--- Problem ---
From the listing below, return each line that includes "Madison".

##########

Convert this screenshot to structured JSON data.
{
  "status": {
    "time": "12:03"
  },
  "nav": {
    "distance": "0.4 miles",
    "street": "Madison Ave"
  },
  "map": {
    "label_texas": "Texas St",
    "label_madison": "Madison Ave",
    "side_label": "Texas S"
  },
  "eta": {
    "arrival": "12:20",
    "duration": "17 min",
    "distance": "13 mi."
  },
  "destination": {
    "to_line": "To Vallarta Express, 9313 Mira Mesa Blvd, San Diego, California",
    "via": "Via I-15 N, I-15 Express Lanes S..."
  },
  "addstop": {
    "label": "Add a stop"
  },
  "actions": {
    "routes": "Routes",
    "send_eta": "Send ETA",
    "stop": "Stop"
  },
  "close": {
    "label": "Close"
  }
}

##########

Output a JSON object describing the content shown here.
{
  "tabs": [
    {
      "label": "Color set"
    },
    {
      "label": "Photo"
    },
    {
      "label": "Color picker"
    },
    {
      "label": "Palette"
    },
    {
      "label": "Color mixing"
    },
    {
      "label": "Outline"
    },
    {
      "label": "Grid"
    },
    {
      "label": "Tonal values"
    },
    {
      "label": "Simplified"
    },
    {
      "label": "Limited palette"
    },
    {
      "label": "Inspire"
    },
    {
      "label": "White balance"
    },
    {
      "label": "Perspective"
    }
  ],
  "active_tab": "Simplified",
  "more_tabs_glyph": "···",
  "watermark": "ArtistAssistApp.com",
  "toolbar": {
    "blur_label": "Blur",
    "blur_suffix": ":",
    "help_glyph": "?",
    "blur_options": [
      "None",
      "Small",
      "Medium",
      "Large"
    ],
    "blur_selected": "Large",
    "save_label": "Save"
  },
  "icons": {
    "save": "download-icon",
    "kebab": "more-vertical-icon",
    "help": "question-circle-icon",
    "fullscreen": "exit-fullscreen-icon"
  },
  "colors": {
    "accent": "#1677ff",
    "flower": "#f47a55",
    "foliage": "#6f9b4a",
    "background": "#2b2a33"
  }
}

##########

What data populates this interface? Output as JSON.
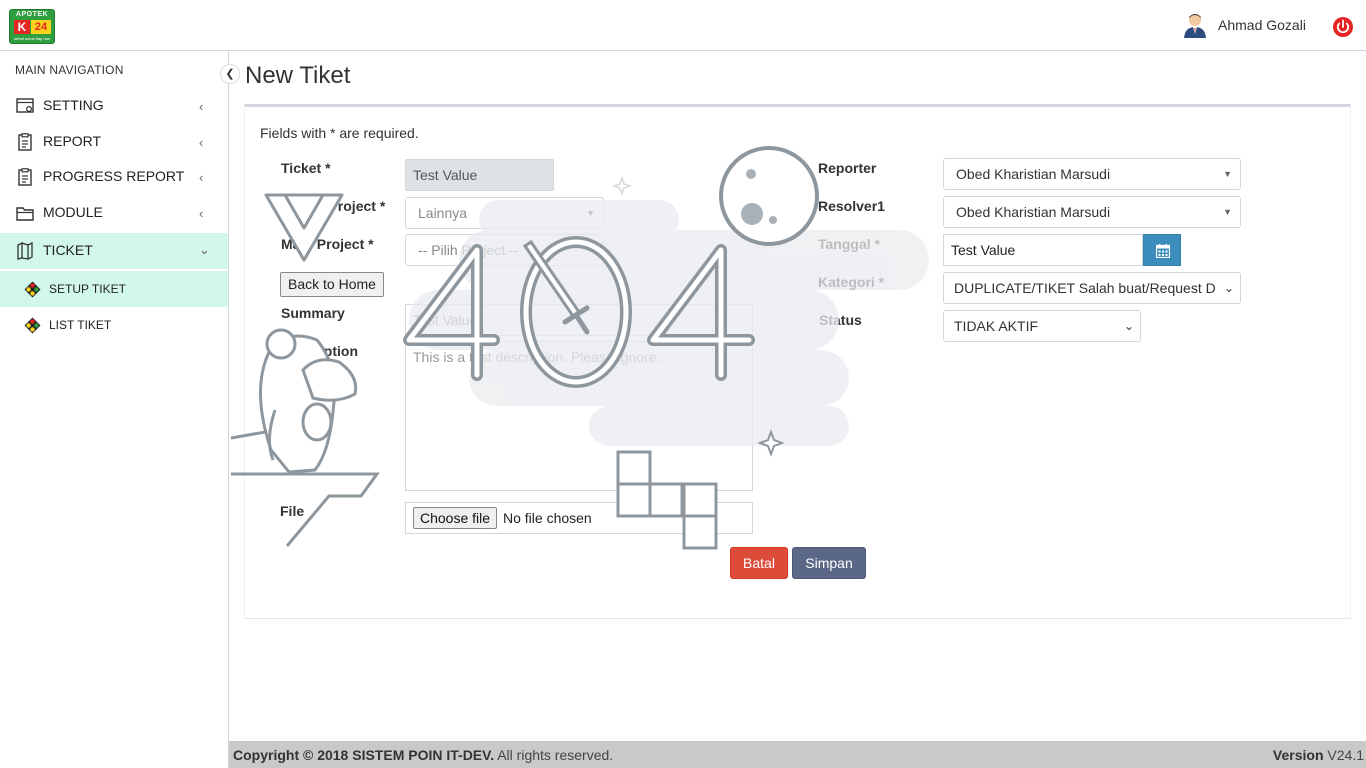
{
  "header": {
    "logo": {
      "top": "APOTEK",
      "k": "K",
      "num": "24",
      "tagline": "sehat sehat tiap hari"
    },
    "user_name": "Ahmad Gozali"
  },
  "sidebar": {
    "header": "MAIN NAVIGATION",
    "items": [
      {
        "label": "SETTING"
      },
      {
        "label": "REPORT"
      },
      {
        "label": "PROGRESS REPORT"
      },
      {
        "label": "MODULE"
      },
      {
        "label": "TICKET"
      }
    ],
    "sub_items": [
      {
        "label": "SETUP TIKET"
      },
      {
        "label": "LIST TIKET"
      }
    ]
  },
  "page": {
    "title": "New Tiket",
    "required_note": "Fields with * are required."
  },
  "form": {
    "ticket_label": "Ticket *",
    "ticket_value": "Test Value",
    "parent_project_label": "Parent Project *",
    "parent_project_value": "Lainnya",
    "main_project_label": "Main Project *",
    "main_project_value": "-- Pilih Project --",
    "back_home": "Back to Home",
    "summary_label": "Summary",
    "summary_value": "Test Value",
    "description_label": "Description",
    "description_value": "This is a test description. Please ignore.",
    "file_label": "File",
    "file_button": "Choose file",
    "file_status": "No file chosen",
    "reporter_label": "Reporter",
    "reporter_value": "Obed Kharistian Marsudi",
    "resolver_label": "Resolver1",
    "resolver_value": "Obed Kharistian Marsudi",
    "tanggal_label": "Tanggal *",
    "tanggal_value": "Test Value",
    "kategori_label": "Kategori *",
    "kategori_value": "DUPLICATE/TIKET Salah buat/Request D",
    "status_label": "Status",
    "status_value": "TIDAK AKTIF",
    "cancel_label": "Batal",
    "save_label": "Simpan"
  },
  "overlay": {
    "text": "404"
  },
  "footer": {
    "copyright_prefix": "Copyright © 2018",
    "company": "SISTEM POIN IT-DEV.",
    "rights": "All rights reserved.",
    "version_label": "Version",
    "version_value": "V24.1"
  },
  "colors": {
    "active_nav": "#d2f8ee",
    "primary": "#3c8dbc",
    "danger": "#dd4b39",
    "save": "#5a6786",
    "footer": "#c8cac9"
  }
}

##########

--- Answer for this exercise ---
    "street": "Madison Ave"
    "label_madison": "Madison Ave",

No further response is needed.